== RAW DATA

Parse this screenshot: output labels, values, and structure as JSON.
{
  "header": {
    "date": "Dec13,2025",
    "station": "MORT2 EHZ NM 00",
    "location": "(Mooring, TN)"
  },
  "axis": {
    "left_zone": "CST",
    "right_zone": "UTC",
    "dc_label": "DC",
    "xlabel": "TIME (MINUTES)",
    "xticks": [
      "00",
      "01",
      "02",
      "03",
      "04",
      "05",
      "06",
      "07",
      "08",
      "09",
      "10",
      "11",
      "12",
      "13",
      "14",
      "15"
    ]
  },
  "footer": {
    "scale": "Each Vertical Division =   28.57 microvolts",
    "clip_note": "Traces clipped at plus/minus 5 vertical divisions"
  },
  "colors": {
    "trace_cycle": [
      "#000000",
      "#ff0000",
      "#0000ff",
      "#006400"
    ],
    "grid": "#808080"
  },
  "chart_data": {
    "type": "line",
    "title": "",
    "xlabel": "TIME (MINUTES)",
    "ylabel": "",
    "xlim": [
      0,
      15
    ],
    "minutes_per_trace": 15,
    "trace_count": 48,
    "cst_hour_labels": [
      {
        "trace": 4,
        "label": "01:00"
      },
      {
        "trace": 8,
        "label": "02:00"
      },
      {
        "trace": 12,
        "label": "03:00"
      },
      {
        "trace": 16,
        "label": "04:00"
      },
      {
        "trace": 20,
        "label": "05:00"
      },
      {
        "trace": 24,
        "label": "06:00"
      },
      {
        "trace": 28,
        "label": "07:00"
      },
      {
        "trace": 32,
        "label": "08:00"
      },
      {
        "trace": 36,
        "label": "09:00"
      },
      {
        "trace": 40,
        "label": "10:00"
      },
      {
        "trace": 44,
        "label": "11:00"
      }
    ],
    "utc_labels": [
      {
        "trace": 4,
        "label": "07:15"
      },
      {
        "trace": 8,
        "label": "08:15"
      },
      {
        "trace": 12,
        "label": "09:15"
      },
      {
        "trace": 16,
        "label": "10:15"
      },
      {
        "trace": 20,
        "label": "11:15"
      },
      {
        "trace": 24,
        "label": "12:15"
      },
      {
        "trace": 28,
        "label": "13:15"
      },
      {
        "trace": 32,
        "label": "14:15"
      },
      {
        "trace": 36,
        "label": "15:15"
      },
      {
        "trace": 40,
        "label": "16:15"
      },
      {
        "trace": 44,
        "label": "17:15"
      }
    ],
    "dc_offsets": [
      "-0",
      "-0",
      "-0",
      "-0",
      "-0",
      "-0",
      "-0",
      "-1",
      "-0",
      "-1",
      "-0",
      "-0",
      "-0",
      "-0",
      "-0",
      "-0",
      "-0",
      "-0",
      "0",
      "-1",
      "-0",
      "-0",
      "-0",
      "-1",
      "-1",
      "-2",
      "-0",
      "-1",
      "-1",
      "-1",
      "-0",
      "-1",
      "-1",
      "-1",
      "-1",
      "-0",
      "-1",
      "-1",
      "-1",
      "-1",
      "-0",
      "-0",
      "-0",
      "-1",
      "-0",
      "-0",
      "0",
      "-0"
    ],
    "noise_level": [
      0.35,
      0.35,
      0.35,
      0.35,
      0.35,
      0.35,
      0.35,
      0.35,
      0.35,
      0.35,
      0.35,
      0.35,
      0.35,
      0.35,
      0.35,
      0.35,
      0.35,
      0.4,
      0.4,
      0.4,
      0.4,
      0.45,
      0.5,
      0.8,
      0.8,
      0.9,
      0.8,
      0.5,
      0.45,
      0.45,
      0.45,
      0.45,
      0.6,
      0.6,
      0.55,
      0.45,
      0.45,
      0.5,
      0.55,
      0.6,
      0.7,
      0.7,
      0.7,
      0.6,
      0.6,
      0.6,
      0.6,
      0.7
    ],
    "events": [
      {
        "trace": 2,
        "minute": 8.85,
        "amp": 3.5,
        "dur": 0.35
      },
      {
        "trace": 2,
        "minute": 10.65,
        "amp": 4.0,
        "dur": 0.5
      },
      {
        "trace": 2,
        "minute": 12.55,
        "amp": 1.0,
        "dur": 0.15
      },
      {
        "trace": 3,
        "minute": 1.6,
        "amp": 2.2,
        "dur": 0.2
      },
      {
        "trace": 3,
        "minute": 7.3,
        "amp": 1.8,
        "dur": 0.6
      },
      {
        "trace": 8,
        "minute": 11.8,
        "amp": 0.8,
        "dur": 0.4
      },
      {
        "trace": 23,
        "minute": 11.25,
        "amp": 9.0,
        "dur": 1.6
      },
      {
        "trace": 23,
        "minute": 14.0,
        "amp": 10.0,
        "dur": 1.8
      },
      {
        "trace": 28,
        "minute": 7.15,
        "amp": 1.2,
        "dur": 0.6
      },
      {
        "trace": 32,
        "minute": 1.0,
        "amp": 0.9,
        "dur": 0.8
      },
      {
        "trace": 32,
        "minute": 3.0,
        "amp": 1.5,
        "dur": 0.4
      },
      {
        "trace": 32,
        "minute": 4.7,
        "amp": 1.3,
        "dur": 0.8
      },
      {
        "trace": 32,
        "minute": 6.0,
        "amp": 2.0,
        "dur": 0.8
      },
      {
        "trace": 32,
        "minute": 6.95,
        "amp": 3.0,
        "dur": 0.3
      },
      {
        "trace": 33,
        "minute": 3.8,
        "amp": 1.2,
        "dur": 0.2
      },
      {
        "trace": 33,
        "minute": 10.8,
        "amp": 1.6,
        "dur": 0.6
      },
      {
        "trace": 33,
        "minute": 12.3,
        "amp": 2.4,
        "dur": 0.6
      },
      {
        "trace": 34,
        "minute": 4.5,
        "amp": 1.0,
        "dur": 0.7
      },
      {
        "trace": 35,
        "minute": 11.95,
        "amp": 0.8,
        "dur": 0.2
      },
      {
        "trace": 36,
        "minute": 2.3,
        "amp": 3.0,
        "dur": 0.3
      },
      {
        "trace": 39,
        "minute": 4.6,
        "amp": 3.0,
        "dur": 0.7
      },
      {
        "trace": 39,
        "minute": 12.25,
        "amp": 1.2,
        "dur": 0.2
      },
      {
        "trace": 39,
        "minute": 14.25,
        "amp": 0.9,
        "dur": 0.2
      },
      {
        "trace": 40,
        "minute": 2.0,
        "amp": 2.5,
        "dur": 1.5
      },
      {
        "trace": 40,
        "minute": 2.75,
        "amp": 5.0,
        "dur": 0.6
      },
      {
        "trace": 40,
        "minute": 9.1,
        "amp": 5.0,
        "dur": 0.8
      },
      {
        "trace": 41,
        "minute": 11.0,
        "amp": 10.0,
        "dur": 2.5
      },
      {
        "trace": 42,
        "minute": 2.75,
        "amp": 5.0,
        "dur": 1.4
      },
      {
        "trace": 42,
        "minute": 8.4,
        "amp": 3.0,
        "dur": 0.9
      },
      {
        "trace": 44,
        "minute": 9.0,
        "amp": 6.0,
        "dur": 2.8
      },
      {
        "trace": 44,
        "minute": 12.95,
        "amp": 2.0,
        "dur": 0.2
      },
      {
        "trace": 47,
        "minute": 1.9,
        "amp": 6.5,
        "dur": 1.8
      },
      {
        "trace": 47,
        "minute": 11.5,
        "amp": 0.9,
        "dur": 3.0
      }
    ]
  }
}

====

#### WHAT THIS TASK INVOLVES
Copy down the whole of the data above, matching it exactly.

#### OUTPUT FOR THIS EXERCISE
Parse this screenshot: output labels, values, and structure as JSON.
{
  "header": {
    "date": "Dec13,2025",
    "station": "MORT2 EHZ NM 00",
    "location": "(Mooring, TN)"
  },
  "axis": {
    "left_zone": "CST",
    "right_zone": "UTC",
    "dc_label": "DC",
    "xlabel": "TIME (MINUTES)",
    "xticks": [
      "00",
      "01",
      "02",
      "03",
      "04",
      "05",
      "06",
      "07",
      "08",
      "09",
      "10",
      "11",
      "12",
      "13",
      "14",
      "15"
    ]
  },
  "footer": {
    "scale": "Each Vertical Division =   28.57 microvolts",
    "clip_note": "Traces clipped at plus/minus 5 vertical divisions"
  },
  "colors": {
    "trace_cycle": [
      "#000000",
      "#ff0000",
      "#0000ff",
      "#006400"
    ],
    "grid": "#808080"
  },
  "chart_data": {
    "type": "line",
    "title": "",
    "xlabel": "TIME (MINUTES)",
    "ylabel": "",
    "xlim": [
      0,
      15
    ],
    "minutes_per_trace": 15,
    "trace_count": 48,
    "cst_hour_labels": [
      {
        "trace": 4,
        "label": "01:00"
      },
      {
        "trace": 8,
        "label": "02:00"
      },
      {
        "trace": 12,
        "label": "03:00"
      },
      {
        "trace": 16,
        "label": "04:00"
      },
      {
        "trace": 20,
        "label": "05:00"
      },
      {
        "trace": 24,
        "label": "06:00"
      },
      {
        "trace": 28,
        "label": "07:00"
      },
      {
        "trace": 32,
        "label": "08:00"
      },
      {
        "trace": 36,
        "label": "09:00"
      },
      {
        "trace": 40,
        "label": "10:00"
      },
      {
        "trace": 44,
        "label": "11:00"
      }
    ],
    "utc_labels": [
      {
        "trace": 4,
        "label": "07:15"
      },
      {
        "trace": 8,
        "label": "08:15"
      },
      {
        "trace": 12,
        "label": "09:15"
      },
      {
        "trace": 16,
        "label": "10:15"
      },
      {
        "trace": 20,
        "label": "11:15"
      },
      {
        "trace": 24,
        "label": "12:15"
      },
      {
        "trace": 28,
        "label": "13:15"
      },
      {
        "trace": 32,
        "label": "14:15"
      },
      {
        "trace": 36,
        "label": "15:15"
      },
      {
        "trace": 40,
        "label": "16:15"
      },
      {
        "trace": 44,
        "label": "17:15"
      }
    ],
    "dc_offsets": [
      "-0",
      "-0",
      "-0",
      "-0",
      "-0",
      "-0",
      "-0",
      "-1",
      "-0",
      "-1",
      "-0",
      "-0",
      "-0",
      "-0",
      "-0",
      "-0",
      "-0",
      "-0",
      "0",
      "-1",
      "-0",
      "-0",
      "-0",
      "-1",
      "-1",
      "-2",
      "-0",
      "-1",
      "-1",
      "-1",
      "-0",
      "-1",
      "-1",
      "-1",
      "-1",
      "-0",
      "-1",
      "-1",
      "-1",
      "-1",
      "-0",
      "-0",
      "-0",
      "-1",
      "-0",
      "-0",
      "0",
      "-0"
    ],
    "noise_level": [
      0.35,
      0.35,
      0.35,
      0.35,
      0.35,
      0.35,
      0.35,
      0.35,
      0.35,
      0.35,
      0.35,
      0.35,
      0.35,
      0.35,
      0.35,
      0.35,
      0.35,
      0.4,
      0.4,
      0.4,
      0.4,
      0.45,
      0.5,
      0.8,
      0.8,
      0.9,
      0.8,
      0.5,
      0.45,
      0.45,
      0.45,
      0.45,
      0.6,
      0.6,
      0.55,
      0.45,
      0.45,
      0.5,
      0.55,
      0.6,
      0.7,
      0.7,
      0.7,
      0.6,
      0.6,
      0.6,
      0.6,
      0.7
    ],
    "events": [
      {
        "trace": 2,
        "minute": 8.85,
        "amp": 3.5,
        "dur": 0.35
      },
      {
        "trace": 2,
        "minute": 10.65,
        "amp": 4.0,
        "dur": 0.5
      },
      {
        "trace": 2,
        "minute": 12.55,
        "amp": 1.0,
        "dur": 0.15
      },
      {
        "trace": 3,
        "minute": 1.6,
        "amp": 2.2,
        "dur": 0.2
      },
      {
        "trace": 3,
        "minute": 7.3,
        "amp": 1.8,
        "dur": 0.6
      },
      {
        "trace": 8,
        "minute": 11.8,
        "amp": 0.8,
        "dur": 0.4
      },
      {
        "trace": 23,
        "minute": 11.25,
        "amp": 9.0,
        "dur": 1.6
      },
      {
        "trace": 23,
        "minute": 14.0,
        "amp": 10.0,
        "dur": 1.8
      },
      {
        "trace": 28,
        "minute": 7.15,
        "amp": 1.2,
        "dur": 0.6
      },
      {
        "trace": 32,
        "minute": 1.0,
        "amp": 0.9,
        "dur": 0.8
      },
      {
        "trace": 32,
        "minute": 3.0,
        "amp": 1.5,
        "dur": 0.4
      },
      {
        "trace": 32,
        "minute": 4.7,
        "amp": 1.3,
        "dur": 0.8
      },
      {
        "trace": 32,
        "minute": 6.0,
        "amp": 2.0,
        "dur": 0.8
      },
      {
        "trace": 32,
        "minute": 6.95,
        "amp": 3.0,
        "dur": 0.3
      },
      {
        "trace": 33,
        "minute": 3.8,
        "amp": 1.2,
        "dur": 0.2
      },
      {
        "trace": 33,
        "minute": 10.8,
        "amp": 1.6,
        "dur": 0.6
      },
      {
        "trace": 33,
        "minute": 12.3,
        "amp": 2.4,
        "dur": 0.6
      },
      {
        "trace": 34,
        "minute": 4.5,
        "amp": 1.0,
        "dur": 0.7
      },
      {
        "trace": 35,
        "minute": 11.95,
        "amp": 0.8,
        "dur": 0.2
      },
      {
        "trace": 36,
        "minute": 2.3,
        "amp": 3.0,
        "dur": 0.3
      },
      {
        "trace": 39,
        "minute": 4.6,
        "amp": 3.0,
        "dur": 0.7
      },
      {
        "trace": 39,
        "minute": 12.25,
        "amp": 1.2,
        "dur": 0.2
      },
      {
        "trace": 39,
        "minute": 14.25,
        "amp": 0.9,
        "dur": 0.2
      },
      {
        "trace": 40,
        "minute": 2.0,
        "amp": 2.5,
        "dur": 1.5
      },
      {
        "trace": 40,
        "minute": 2.75,
        "amp": 5.0,
        "dur": 0.6
      },
      {
        "trace": 40,
        "minute": 9.1,
        "amp": 5.0,
        "dur": 0.8
      },
      {
        "trace": 41,
        "minute": 11.0,
        "amp": 10.0,
        "dur": 2.5
      },
      {
        "trace": 42,
        "minute": 2.75,
        "amp": 5.0,
        "dur": 1.4
      },
      {
        "trace": 42,
        "minute": 8.4,
        "amp": 3.0,
        "dur": 0.9
      },
      {
        "trace": 44,
        "minute": 9.0,
        "amp": 6.0,
        "dur": 2.8
      },
      {
        "trace": 44,
        "minute": 12.95,
        "amp": 2.0,
        "dur": 0.2
      },
      {
        "trace": 47,
        "minute": 1.9,
        "amp": 6.5,
        "dur": 1.8
      },
      {
        "trace": 47,
        "minute": 11.5,
        "amp": 0.9,
        "dur": 3.0
      }
    ]
  }
}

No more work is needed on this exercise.